◆ Prompt ◆
Using the listing below, extract each line that has the word "chest" in it.

— BEGIN Task data —

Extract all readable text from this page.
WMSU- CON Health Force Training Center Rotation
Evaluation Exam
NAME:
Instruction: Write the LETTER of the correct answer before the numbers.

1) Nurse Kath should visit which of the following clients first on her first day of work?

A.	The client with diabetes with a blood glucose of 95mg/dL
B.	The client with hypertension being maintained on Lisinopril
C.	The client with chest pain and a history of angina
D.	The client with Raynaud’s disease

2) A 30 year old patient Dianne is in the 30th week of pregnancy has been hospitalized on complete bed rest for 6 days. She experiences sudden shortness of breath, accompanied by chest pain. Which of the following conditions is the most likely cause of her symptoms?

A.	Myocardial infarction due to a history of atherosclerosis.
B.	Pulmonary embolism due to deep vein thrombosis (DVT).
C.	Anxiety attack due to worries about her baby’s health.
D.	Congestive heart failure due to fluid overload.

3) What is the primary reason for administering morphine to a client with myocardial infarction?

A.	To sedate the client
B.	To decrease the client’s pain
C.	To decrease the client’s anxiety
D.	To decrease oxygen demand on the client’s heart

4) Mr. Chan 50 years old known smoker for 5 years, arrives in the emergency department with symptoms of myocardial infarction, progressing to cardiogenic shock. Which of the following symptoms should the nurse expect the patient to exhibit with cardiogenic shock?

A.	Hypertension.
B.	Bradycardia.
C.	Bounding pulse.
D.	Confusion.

— END Task data —

◆ Correct response ◆
C.	The client with chest pain and a history of angina
2) A 30 year old patient Dianne is in the 30th week of pregnancy has been hospitalized on complete bed rest for 6 days. She experiences sudden shortness of breath, accompanied by chest pain. Which of the following conditions is the most likely cause of her symptoms?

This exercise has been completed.